Write out each record again exactly as it stands.
◇ ◇ ◇ ◇
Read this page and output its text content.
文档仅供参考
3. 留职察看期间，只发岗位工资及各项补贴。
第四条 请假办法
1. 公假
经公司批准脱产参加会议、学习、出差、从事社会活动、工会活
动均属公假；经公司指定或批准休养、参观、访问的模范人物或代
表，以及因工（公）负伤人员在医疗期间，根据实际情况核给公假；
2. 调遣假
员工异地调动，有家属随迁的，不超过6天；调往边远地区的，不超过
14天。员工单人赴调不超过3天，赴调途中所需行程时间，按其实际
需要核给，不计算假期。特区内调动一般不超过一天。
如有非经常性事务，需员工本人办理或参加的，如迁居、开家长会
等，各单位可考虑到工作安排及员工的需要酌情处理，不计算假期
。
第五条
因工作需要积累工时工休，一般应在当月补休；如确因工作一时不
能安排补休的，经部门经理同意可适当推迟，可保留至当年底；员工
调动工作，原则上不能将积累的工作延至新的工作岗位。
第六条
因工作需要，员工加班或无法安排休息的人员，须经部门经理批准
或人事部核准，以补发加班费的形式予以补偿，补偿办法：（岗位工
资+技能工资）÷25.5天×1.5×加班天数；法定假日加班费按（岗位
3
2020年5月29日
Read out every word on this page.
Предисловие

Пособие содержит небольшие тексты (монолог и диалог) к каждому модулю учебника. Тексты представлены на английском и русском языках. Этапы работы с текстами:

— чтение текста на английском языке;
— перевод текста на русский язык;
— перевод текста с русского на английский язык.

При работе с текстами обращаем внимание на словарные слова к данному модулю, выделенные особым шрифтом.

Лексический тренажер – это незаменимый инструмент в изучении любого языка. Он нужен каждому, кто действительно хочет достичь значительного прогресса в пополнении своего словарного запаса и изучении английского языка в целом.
◇ ◇ ◇ ◇
» Solution for this problem
Read this page and output its text content.
文档仅供参考
3. 留职察看期间，只发岗位工资及各项补贴。
第四条 请假办法
1. 公假
经公司批准脱产参加会议、学习、出差、从事社会活动、工会活
动均属公假；经公司指定或批准休养、参观、访问的模范人物或代
表，以及因工（公）负伤人员在医疗期间，根据实际情况核给公假；
2. 调遣假
员工异地调动，有家属随迁的，不超过6天；调往边远地区的，不超过
14天。员工单人赴调不超过3天，赴调途中所需行程时间，按其实际
需要核给，不计算假期。特区内调动一般不超过一天。
如有非经常性事务，需员工本人办理或参加的，如迁居、开家长会
等，各单位可考虑到工作安排及员工的需要酌情处理，不计算假期
。
第五条
因工作需要积累工时工休，一般应在当月补休；如确因工作一时不
能安排补休的，经部门经理同意可适当推迟，可保留至当年底；员工
调动工作，原则上不能将积累的工作延至新的工作岗位。
第六条
因工作需要，员工加班或无法安排休息的人员，须经部门经理批准
或人事部核准，以补发加班费的形式予以补偿，补偿办法：（岗位工
资+技能工资）÷25.5天×1.5×加班天数；法定假日加班费按（岗位
3
2020年5月29日
Read out every word on this page.
Предисловие

Пособие содержит небольшие тексты (монолог и диалог) к каждому модулю учебника. Тексты представлены на английском и русском языках. Этапы работы с текстами:

— чтение текста на английском языке;
— перевод текста на русский язык;
— перевод текста с русского на английский язык.

При работе с текстами обращаем внимание на словарные слова к данному модулю, выделенные особым шрифтом.

Лексический тренажер – это незаменимый инструмент в изучении любого языка. Он нужен каждому, кто действительно хочет достичь значительного прогресса в пополнении своего словарного запаса и изучении английского языка в целом.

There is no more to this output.